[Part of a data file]
▬▬▬▬▬▬

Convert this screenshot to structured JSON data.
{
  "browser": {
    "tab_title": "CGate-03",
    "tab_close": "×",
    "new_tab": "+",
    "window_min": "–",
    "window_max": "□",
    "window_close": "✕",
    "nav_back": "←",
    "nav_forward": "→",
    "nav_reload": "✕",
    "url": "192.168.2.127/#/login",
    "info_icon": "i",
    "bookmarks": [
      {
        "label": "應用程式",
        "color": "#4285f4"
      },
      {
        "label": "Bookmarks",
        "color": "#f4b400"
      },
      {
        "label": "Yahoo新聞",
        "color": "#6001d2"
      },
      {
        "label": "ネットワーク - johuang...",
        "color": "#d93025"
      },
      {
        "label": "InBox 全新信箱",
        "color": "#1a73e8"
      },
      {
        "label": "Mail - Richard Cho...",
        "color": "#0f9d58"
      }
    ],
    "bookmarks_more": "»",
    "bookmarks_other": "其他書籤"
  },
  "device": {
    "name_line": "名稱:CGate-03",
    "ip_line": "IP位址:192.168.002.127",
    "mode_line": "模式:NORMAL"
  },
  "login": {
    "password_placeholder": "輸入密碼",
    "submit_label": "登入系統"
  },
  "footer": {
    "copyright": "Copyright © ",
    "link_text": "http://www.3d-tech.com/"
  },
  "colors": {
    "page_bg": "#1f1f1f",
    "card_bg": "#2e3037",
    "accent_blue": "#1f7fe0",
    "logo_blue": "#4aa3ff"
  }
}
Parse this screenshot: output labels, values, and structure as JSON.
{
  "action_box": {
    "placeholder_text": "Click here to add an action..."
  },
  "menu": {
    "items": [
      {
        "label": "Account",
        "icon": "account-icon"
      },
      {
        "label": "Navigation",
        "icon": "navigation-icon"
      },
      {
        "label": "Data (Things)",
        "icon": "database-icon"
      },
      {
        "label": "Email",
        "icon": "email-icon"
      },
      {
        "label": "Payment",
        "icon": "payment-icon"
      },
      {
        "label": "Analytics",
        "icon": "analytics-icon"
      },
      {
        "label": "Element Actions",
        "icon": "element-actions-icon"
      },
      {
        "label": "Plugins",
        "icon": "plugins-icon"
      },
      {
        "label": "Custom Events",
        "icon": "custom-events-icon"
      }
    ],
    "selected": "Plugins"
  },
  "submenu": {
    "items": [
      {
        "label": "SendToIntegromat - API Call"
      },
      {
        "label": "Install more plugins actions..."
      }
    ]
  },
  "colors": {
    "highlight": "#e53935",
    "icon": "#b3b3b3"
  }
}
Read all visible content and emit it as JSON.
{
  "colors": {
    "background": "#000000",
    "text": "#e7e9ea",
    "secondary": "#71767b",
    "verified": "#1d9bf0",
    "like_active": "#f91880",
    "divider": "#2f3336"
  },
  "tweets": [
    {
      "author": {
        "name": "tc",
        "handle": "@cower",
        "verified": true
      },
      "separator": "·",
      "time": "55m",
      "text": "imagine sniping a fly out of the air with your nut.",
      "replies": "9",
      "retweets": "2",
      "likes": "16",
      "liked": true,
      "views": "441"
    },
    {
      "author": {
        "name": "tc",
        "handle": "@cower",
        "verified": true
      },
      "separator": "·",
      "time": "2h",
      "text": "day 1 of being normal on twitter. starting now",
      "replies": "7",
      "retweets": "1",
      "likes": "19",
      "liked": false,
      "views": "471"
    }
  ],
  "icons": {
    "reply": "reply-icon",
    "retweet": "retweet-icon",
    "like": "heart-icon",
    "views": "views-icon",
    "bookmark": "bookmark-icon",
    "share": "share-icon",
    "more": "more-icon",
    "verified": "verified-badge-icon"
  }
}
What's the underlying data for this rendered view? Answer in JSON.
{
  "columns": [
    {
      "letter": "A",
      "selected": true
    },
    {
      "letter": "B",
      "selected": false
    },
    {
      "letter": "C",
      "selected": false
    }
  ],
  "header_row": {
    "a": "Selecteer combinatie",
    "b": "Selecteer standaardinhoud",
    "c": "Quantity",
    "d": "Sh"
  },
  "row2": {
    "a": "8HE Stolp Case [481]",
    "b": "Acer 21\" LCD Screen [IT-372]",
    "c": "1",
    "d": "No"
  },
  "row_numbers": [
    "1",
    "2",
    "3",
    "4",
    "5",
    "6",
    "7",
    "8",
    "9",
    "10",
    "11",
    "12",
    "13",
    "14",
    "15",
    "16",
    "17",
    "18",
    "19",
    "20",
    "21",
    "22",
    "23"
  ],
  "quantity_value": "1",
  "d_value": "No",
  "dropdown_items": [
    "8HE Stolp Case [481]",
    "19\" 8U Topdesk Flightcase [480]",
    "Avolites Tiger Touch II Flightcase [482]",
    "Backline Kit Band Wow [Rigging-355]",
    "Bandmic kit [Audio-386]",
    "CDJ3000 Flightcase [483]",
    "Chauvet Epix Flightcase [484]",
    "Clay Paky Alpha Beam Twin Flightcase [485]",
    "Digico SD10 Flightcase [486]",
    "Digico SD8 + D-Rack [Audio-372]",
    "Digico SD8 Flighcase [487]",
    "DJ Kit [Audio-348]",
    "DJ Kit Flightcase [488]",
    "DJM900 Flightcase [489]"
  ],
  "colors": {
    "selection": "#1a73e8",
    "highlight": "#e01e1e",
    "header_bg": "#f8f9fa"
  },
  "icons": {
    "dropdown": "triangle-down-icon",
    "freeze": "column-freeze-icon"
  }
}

▬▬▬▬▬▬

Please quote the records above exactly, without skipping a line.

Convert this screenshot to structured JSON data.
{
  "browser": {
    "tab_title": "CGate-03",
    "tab_close": "×",
    "new_tab": "+",
    "window_min": "–",
    "window_max": "□",
    "window_close": "✕",
    "nav_back": "←",
    "nav_forward": "→",
    "nav_reload": "✕",
    "url": "192.168.2.127/#/login",
    "info_icon": "i",
    "bookmarks": [
      {
        "label": "應用程式",
        "color": "#4285f4"
      },
      {
        "label": "Bookmarks",
        "color": "#f4b400"
      },
      {
        "label": "Yahoo新聞",
        "color": "#6001d2"
      },
      {
        "label": "ネットワーク - johuang...",
        "color": "#d93025"
      },
      {
        "label": "InBox 全新信箱",
        "color": "#1a73e8"
      },
      {
        "label": "Mail - Richard Cho...",
        "color": "#0f9d58"
      }
    ],
    "bookmarks_more": "»",
    "bookmarks_other": "其他書籤"
  },
  "device": {
    "name_line": "名稱:CGate-03",
    "ip_line": "IP位址:192.168.002.127",
    "mode_line": "模式:NORMAL"
  },
  "login": {
    "password_placeholder": "輸入密碼",
    "submit_label": "登入系統"
  },
  "footer": {
    "copyright": "Copyright © ",
    "link_text": "http://www.3d-tech.com/"
  },
  "colors": {
    "page_bg": "#1f1f1f",
    "card_bg": "#2e3037",
    "accent_blue": "#1f7fe0",
    "logo_blue": "#4aa3ff"
  }
}
Parse this screenshot: output labels, values, and structure as JSON.
{
  "action_box": {
    "placeholder_text": "Click here to add an action..."
  },
  "menu": {
    "items": [
      {
        "label": "Account",
        "icon": "account-icon"
      },
      {
        "label": "Navigation",
        "icon": "navigation-icon"
      },
      {
        "label": "Data (Things)",
        "icon": "database-icon"
      },
      {
        "label": "Email",
        "icon": "email-icon"
      },
      {
        "label": "Payment",
        "icon": "payment-icon"
      },
      {
        "label": "Analytics",
        "icon": "analytics-icon"
      },
      {
        "label": "Element Actions",
        "icon": "element-actions-icon"
      },
      {
        "label": "Plugins",
        "icon": "plugins-icon"
      },
      {
        "label": "Custom Events",
        "icon": "custom-events-icon"
      }
    ],
    "selected": "Plugins"
  },
  "submenu": {
    "items": [
      {
        "label": "SendToIntegromat - API Call"
      },
      {
        "label": "Install more plugins actions..."
      }
    ]
  },
  "colors": {
    "highlight": "#e53935",
    "icon": "#b3b3b3"
  }
}
Read all visible content and emit it as JSON.
{
  "colors": {
    "background": "#000000",
    "text": "#e7e9ea",
    "secondary": "#71767b",
    "verified": "#1d9bf0",
    "like_active": "#f91880",
    "divider": "#2f3336"
  },
  "tweets": [
    {
      "author": {
        "name": "tc",
        "handle": "@cower",
        "verified": true
      },
      "separator": "·",
      "time": "55m",
      "text": "imagine sniping a fly out of the air with your nut.",
      "replies": "9",
      "retweets": "2",
      "likes": "16",
      "liked": true,
      "views": "441"
    },
    {
      "author": {
        "name": "tc",
        "handle": "@cower",
        "verified": true
      },
      "separator": "·",
      "time": "2h",
      "text": "day 1 of being normal on twitter. starting now",
      "replies": "7",
      "retweets": "1",
      "likes": "19",
      "liked": false,
      "views": "471"
    }
  ],
  "icons": {
    "reply": "reply-icon",
    "retweet": "retweet-icon",
    "like": "heart-icon",
    "views": "views-icon",
    "bookmark": "bookmark-icon",
    "share": "share-icon",
    "more": "more-icon",
    "verified": "verified-badge-icon"
  }
}
What's the underlying data for this rendered view? Answer in JSON.
{
  "columns": [
    {
      "letter": "A",
      "selected": true
    },
    {
      "letter": "B",
      "selected": false
    },
    {
      "letter": "C",
      "selected": false
    }
  ],
  "header_row": {
    "a": "Selecteer combinatie",
    "b": "Selecteer standaardinhoud",
    "c": "Quantity",
    "d": "Sh"
  },
  "row2": {
    "a": "8HE Stolp Case [481]",
    "b": "Acer 21\" LCD Screen [IT-372]",
    "c": "1",
    "d": "No"
  },
  "row_numbers": [
    "1",
    "2",
    "3",
    "4",
    "5",
    "6",
    "7",
    "8",
    "9",
    "10",
    "11",
    "12",
    "13",
    "14",
    "15",
    "16",
    "17",
    "18",
    "19",
    "20",
    "21",
    "22",
    "23"
  ],
  "quantity_value": "1",
  "d_value": "No",
  "dropdown_items": [
    "8HE Stolp Case [481]",
    "19\" 8U Topdesk Flightcase [480]",
    "Avolites Tiger Touch II Flightcase [482]",
    "Backline Kit Band Wow [Rigging-355]",
    "Bandmic kit [Audio-386]",
    "CDJ3000 Flightcase [483]",
    "Chauvet Epix Flightcase [484]",
    "Clay Paky Alpha Beam Twin Flightcase [485]",
    "Digico SD10 Flightcase [486]",
    "Digico SD8 + D-Rack [Audio-372]",
    "Digico SD8 Flighcase [487]",
    "DJ Kit [Audio-348]",
    "DJ Kit Flightcase [488]",
    "DJM900 Flightcase [489]"
  ],
  "colors": {
    "selection": "#1a73e8",
    "highlight": "#e01e1e",
    "header_bg": "#f8f9fa"
  },
  "icons": {
    "dropdown": "triangle-down-icon",
    "freeze": "column-freeze-icon"
  }
}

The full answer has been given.